SET PROBLEM => Every entry that follows should be repeated exactly; drop the images.

RECORDS PROVIDED =>
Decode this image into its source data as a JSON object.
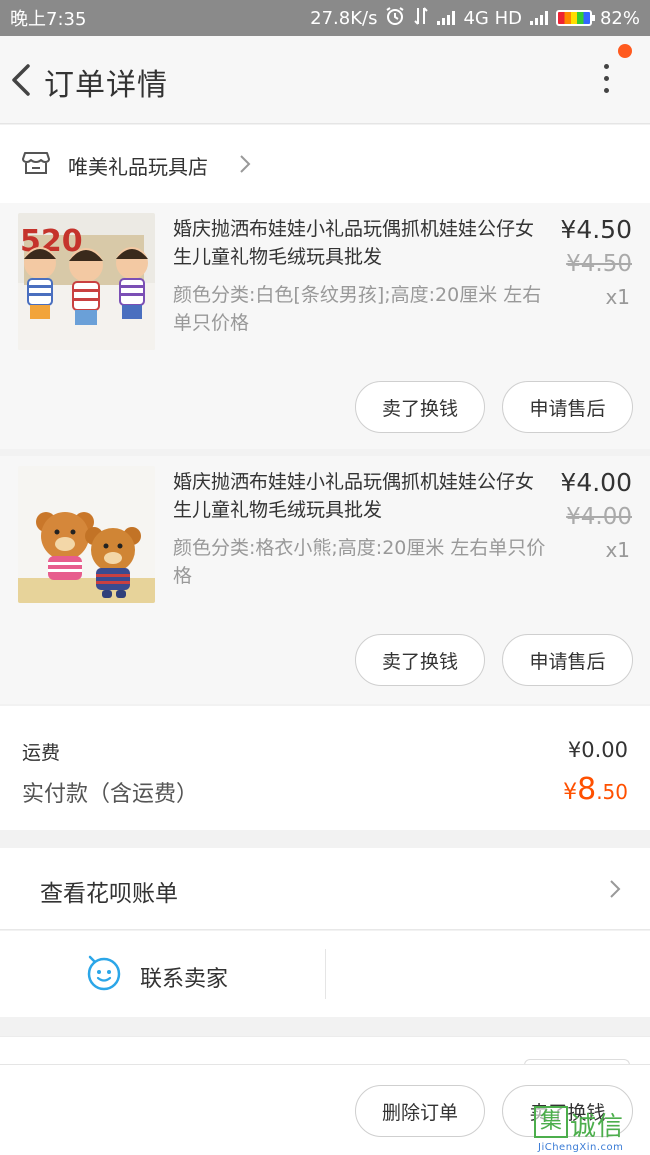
{
  "status_bar": {
    "time": "晚上7:35",
    "net_speed": "27.8K/s",
    "network": "4G HD",
    "battery": "82%"
  },
  "header": {
    "title": "订单详情"
  },
  "shop": {
    "name": "唯美礼品玩具店"
  },
  "items": [
    {
      "title": "婚庆抛洒布娃娃小礼品玩偶抓机娃娃公仔女生儿童礼物毛绒玩具批发",
      "spec": "颜色分类:白色[条纹男孩];高度:20厘米 左右单只价格",
      "price": "¥4.50",
      "original_price": "¥4.50",
      "quantity": "x1",
      "image_text": "520",
      "buttons": [
        "卖了换钱",
        "申请售后"
      ]
    },
    {
      "title": "婚庆抛洒布娃娃小礼品玩偶抓机娃娃公仔女生儿童礼物毛绒玩具批发",
      "spec": "颜色分类:格衣小熊;高度:20厘米 左右单只价格",
      "price": "¥4.00",
      "original_price": "¥4.00",
      "quantity": "x1",
      "buttons": [
        "卖了换钱",
        "申请售后"
      ]
    }
  ],
  "totals": {
    "shipping_label": "运费",
    "shipping_value": "¥0.00",
    "paid_label": "实付款（含运费）",
    "paid_currency": "¥",
    "paid_integer": "8",
    "paid_decimal": ".50"
  },
  "huabei": {
    "label": "查看花呗账单"
  },
  "contact": {
    "label": "联系卖家"
  },
  "bottom_bar": {
    "delete_label": "删除订单",
    "sell_label": "卖了换钱"
  },
  "watermark": {
    "box": "集",
    "cn": "诚信",
    "en": "JiChengXin.com"
  },
  "colors": {
    "accent": "#ff5000",
    "notification_dot": "#ff5a1f",
    "contact_icon": "#2ba6e8"
  }
}
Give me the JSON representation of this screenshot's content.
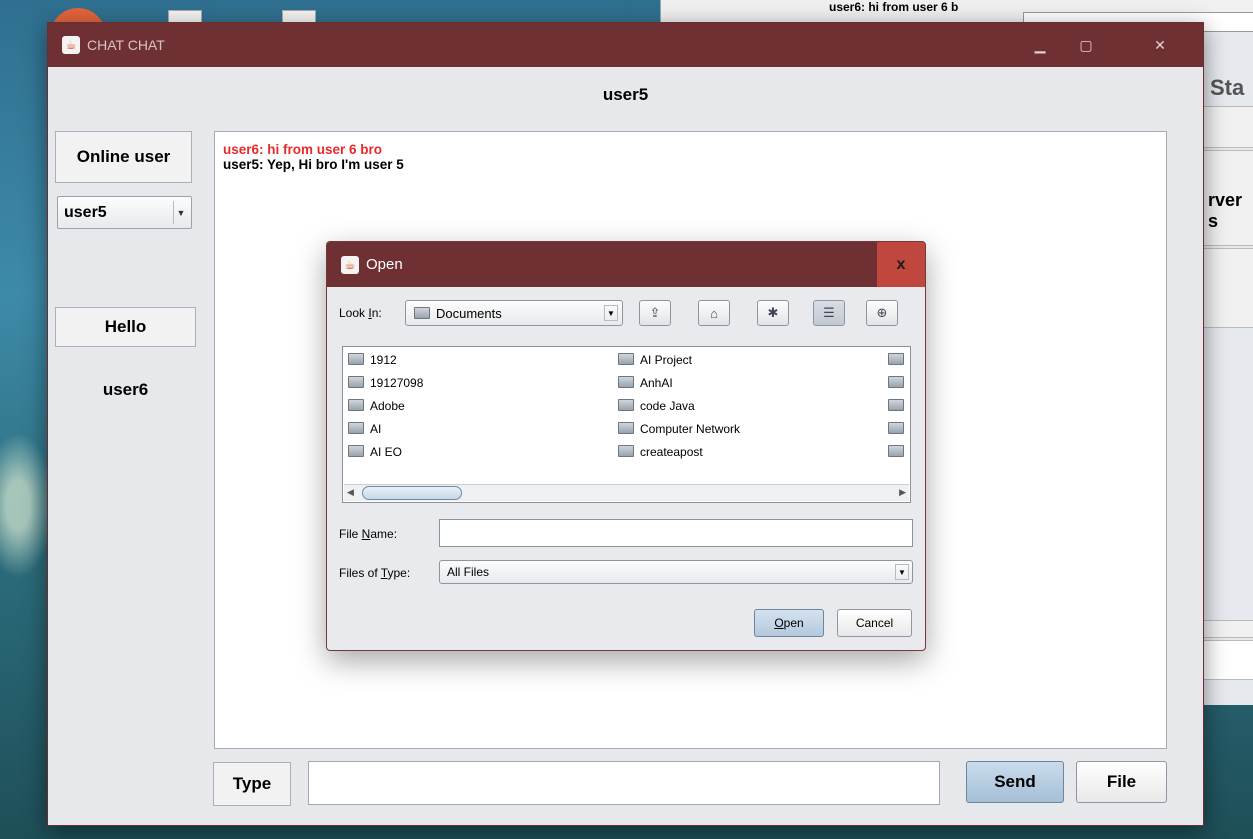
{
  "background": {
    "other_window_snippet": "user6: hi from user 6 b",
    "other_window_label": "Sta",
    "other_window_side_label": "rver s"
  },
  "chat_window": {
    "title": "CHAT CHAT",
    "heading": "user5",
    "online_user_label": "Online user",
    "user_select_value": "user5",
    "hello_label": "Hello",
    "peer_label": "user6",
    "messages": [
      {
        "text": "user6: hi from user 6 bro",
        "color": "#e82a2a"
      },
      {
        "text": "user5: Yep, Hi bro I'm user 5",
        "color": "#000000"
      }
    ],
    "type_label": "Type",
    "type_value": "",
    "send_label": "Send",
    "file_label": "File"
  },
  "open_dialog": {
    "title": "Open",
    "close_glyph": "x",
    "look_in_label_pre": "Look ",
    "look_in_label_key": "I",
    "look_in_label_post": "n:",
    "look_in_value": "Documents",
    "toolbar_icons": [
      "up-one-level-icon",
      "home-icon",
      "new-folder-icon",
      "list-view-icon",
      "details-view-icon"
    ],
    "files_col1": [
      "1912",
      "19127098",
      "Adobe",
      "AI",
      "AI EO"
    ],
    "files_col2": [
      "AI Project",
      "AnhAI",
      "code Java",
      "Computer Network",
      "createapost"
    ],
    "file_name_label_pre": "File ",
    "file_name_label_key": "N",
    "file_name_label_post": "ame:",
    "file_name_value": "",
    "files_of_type_label_pre": "Files of ",
    "files_of_type_label_key": "T",
    "files_of_type_label_post": "ype:",
    "files_of_type_value": "All Files",
    "open_button_key": "O",
    "open_button_rest": "pen",
    "cancel_button": "Cancel"
  }
}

FULL OUTPUT =>
Decode this image into its source data as a JSON object.
{
  "status_bar": {
    "time": "晚上7:35",
    "net_speed": "27.8K/s",
    "network": "4G HD",
    "battery": "82%"
  },
  "header": {
    "title": "订单详情"
  },
  "shop": {
    "name": "唯美礼品玩具店"
  },
  "items": [
    {
      "title": "婚庆抛洒布娃娃小礼品玩偶抓机娃娃公仔女生儿童礼物毛绒玩具批发",
      "spec": "颜色分类:白色[条纹男孩];高度:20厘米 左右单只价格",
      "price": "¥4.50",
      "original_price": "¥4.50",
      "quantity": "x1",
      "image_text": "520",
      "buttons": [
        "卖了换钱",
        "申请售后"
      ]
    },
    {
      "title": "婚庆抛洒布娃娃小礼品玩偶抓机娃娃公仔女生儿童礼物毛绒玩具批发",
      "spec": "颜色分类:格衣小熊;高度:20厘米 左右单只价格",
      "price": "¥4.00",
      "original_price": "¥4.00",
      "quantity": "x1",
      "buttons": [
        "卖了换钱",
        "申请售后"
      ]
    }
  ],
  "totals": {
    "shipping_label": "运费",
    "shipping_value": "¥0.00",
    "paid_label": "实付款（含运费）",
    "paid_currency": "¥",
    "paid_integer": "8",
    "paid_decimal": ".50"
  },
  "huabei": {
    "label": "查看花呗账单"
  },
  "contact": {
    "label": "联系卖家"
  },
  "bottom_bar": {
    "delete_label": "删除订单",
    "sell_label": "卖了换钱"
  },
  "watermark": {
    "box": "集",
    "cn": "诚信",
    "en": "JiChengXin.com"
  },
  "colors": {
    "accent": "#ff5000",
    "notification_dot": "#ff5a1f",
    "contact_icon": "#2ba6e8"
  }
}
Give me the JSON representation of this screenshot's content.
{
  "background": {
    "other_window_snippet": "user6: hi from user 6 b",
    "other_window_label": "Sta",
    "other_window_side_label": "rver s"
  },
  "chat_window": {
    "title": "CHAT CHAT",
    "heading": "user5",
    "online_user_label": "Online user",
    "user_select_value": "user5",
    "hello_label": "Hello",
    "peer_label": "user6",
    "messages": [
      {
        "text": "user6: hi from user 6 bro",
        "color": "#e82a2a"
      },
      {
        "text": "user5: Yep, Hi bro I'm user 5",
        "color": "#000000"
      }
    ],
    "type_label": "Type",
    "type_value": "",
    "send_label": "Send",
    "file_label": "File"
  },
  "open_dialog": {
    "title": "Open",
    "close_glyph": "x",
    "look_in_label_pre": "Look ",
    "look_in_label_key": "I",
    "look_in_label_post": "n:",
    "look_in_value": "Documents",
    "toolbar_icons": [
      "up-one-level-icon",
      "home-icon",
      "new-folder-icon",
      "list-view-icon",
      "details-view-icon"
    ],
    "files_col1": [
      "1912",
      "19127098",
      "Adobe",
      "AI",
      "AI EO"
    ],
    "files_col2": [
      "AI Project",
      "AnhAI",
      "code Java",
      "Computer Network",
      "createapost"
    ],
    "file_name_label_pre": "File ",
    "file_name_label_key": "N",
    "file_name_label_post": "ame:",
    "file_name_value": "",
    "files_of_type_label_pre": "Files of ",
    "files_of_type_label_key": "T",
    "files_of_type_label_post": "ype:",
    "files_of_type_value": "All Files",
    "open_button_key": "O",
    "open_button_rest": "pen",
    "cancel_button": "Cancel"
  }
}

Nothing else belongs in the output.